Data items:

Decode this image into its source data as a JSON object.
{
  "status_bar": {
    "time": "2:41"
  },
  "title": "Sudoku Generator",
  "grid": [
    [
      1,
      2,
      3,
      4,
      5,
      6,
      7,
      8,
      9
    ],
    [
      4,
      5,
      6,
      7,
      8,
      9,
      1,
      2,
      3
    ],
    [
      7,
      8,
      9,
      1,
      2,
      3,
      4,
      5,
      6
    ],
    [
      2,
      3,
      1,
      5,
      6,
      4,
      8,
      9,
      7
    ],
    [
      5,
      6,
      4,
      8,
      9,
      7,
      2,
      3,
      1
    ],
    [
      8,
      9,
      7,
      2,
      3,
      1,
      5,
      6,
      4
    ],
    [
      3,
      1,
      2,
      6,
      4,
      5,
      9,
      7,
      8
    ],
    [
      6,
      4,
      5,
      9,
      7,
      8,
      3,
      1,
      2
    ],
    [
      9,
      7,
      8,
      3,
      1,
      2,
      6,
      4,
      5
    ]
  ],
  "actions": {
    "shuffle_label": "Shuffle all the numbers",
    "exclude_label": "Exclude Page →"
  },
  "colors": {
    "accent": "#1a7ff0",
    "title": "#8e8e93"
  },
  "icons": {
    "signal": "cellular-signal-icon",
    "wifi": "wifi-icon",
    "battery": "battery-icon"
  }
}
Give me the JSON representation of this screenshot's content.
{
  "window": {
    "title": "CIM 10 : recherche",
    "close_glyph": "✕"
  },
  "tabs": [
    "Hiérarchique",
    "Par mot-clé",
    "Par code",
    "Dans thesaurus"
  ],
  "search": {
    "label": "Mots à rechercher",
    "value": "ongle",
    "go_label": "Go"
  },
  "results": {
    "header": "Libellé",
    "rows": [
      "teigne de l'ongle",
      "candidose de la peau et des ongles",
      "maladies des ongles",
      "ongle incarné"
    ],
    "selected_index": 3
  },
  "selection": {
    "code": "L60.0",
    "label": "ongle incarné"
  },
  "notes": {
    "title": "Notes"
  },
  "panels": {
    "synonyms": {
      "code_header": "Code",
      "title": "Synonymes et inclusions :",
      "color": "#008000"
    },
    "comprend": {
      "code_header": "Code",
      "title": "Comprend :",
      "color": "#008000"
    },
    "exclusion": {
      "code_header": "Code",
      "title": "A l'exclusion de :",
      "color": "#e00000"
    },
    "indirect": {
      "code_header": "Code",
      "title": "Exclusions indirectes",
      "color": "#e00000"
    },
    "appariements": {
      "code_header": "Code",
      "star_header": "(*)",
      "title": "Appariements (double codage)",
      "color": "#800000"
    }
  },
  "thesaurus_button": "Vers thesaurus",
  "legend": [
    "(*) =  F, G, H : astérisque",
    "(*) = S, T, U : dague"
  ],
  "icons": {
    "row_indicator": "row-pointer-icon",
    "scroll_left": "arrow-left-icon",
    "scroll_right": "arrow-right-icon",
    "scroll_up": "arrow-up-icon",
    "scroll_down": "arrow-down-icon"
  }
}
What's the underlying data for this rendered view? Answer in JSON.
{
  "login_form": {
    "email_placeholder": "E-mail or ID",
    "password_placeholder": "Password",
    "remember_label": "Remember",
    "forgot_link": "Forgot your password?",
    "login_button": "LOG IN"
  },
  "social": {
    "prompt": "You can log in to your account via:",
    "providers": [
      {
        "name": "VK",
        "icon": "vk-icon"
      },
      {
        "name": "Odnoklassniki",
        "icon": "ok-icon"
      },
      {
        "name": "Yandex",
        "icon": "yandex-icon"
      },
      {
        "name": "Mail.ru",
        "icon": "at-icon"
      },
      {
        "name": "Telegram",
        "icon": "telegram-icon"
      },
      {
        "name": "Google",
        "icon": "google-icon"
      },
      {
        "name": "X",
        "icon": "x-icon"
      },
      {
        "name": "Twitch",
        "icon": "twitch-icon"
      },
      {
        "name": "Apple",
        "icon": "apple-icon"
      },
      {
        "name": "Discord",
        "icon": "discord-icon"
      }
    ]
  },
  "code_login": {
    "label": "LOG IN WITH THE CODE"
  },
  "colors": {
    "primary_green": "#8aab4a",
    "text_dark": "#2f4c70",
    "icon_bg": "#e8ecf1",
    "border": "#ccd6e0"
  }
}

=== Goal ===
Reproduce the material above without altering a single character.

=== Output for this exercise ===
Decode this image into its source data as a JSON object.
{
  "status_bar": {
    "time": "2:41"
  },
  "title": "Sudoku Generator",
  "grid": [
    [
      1,
      2,
      3,
      4,
      5,
      6,
      7,
      8,
      9
    ],
    [
      4,
      5,
      6,
      7,
      8,
      9,
      1,
      2,
      3
    ],
    [
      7,
      8,
      9,
      1,
      2,
      3,
      4,
      5,
      6
    ],
    [
      2,
      3,
      1,
      5,
      6,
      4,
      8,
      9,
      7
    ],
    [
      5,
      6,
      4,
      8,
      9,
      7,
      2,
      3,
      1
    ],
    [
      8,
      9,
      7,
      2,
      3,
      1,
      5,
      6,
      4
    ],
    [
      3,
      1,
      2,
      6,
      4,
      5,
      9,
      7,
      8
    ],
    [
      6,
      4,
      5,
      9,
      7,
      8,
      3,
      1,
      2
    ],
    [
      9,
      7,
      8,
      3,
      1,
      2,
      6,
      4,
      5
    ]
  ],
  "actions": {
    "shuffle_label": "Shuffle all the numbers",
    "exclude_label": "Exclude Page →"
  },
  "colors": {
    "accent": "#1a7ff0",
    "title": "#8e8e93"
  },
  "icons": {
    "signal": "cellular-signal-icon",
    "wifi": "wifi-icon",
    "battery": "battery-icon"
  }
}
Give me the JSON representation of this screenshot's content.
{
  "window": {
    "title": "CIM 10 : recherche",
    "close_glyph": "✕"
  },
  "tabs": [
    "Hiérarchique",
    "Par mot-clé",
    "Par code",
    "Dans thesaurus"
  ],
  "search": {
    "label": "Mots à rechercher",
    "value": "ongle",
    "go_label": "Go"
  },
  "results": {
    "header": "Libellé",
    "rows": [
      "teigne de l'ongle",
      "candidose de la peau et des ongles",
      "maladies des ongles",
      "ongle incarné"
    ],
    "selected_index": 3
  },
  "selection": {
    "code": "L60.0",
    "label": "ongle incarné"
  },
  "notes": {
    "title": "Notes"
  },
  "panels": {
    "synonyms": {
      "code_header": "Code",
      "title": "Synonymes et inclusions :",
      "color": "#008000"
    },
    "comprend": {
      "code_header": "Code",
      "title": "Comprend :",
      "color": "#008000"
    },
    "exclusion": {
      "code_header": "Code",
      "title": "A l'exclusion de :",
      "color": "#e00000"
    },
    "indirect": {
      "code_header": "Code",
      "title": "Exclusions indirectes",
      "color": "#e00000"
    },
    "appariements": {
      "code_header": "Code",
      "star_header": "(*)",
      "title": "Appariements (double codage)",
      "color": "#800000"
    }
  },
  "thesaurus_button": "Vers thesaurus",
  "legend": [
    "(*) =  F, G, H : astérisque",
    "(*) = S, T, U : dague"
  ],
  "icons": {
    "row_indicator": "row-pointer-icon",
    "scroll_left": "arrow-left-icon",
    "scroll_right": "arrow-right-icon",
    "scroll_up": "arrow-up-icon",
    "scroll_down": "arrow-down-icon"
  }
}
What's the underlying data for this rendered view? Answer in JSON.
{
  "login_form": {
    "email_placeholder": "E-mail or ID",
    "password_placeholder": "Password",
    "remember_label": "Remember",
    "forgot_link": "Forgot your password?",
    "login_button": "LOG IN"
  },
  "social": {
    "prompt": "You can log in to your account via:",
    "providers": [
      {
        "name": "VK",
        "icon": "vk-icon"
      },
      {
        "name": "Odnoklassniki",
        "icon": "ok-icon"
      },
      {
        "name": "Yandex",
        "icon": "yandex-icon"
      },
      {
        "name": "Mail.ru",
        "icon": "at-icon"
      },
      {
        "name": "Telegram",
        "icon": "telegram-icon"
      },
      {
        "name": "Google",
        "icon": "google-icon"
      },
      {
        "name": "X",
        "icon": "x-icon"
      },
      {
        "name": "Twitch",
        "icon": "twitch-icon"
      },
      {
        "name": "Apple",
        "icon": "apple-icon"
      },
      {
        "name": "Discord",
        "icon": "discord-icon"
      }
    ]
  },
  "code_login": {
    "label": "LOG IN WITH THE CODE"
  },
  "colors": {
    "primary_green": "#8aab4a",
    "text_dark": "#2f4c70",
    "icon_bg": "#e8ecf1",
    "border": "#ccd6e0"
  }
}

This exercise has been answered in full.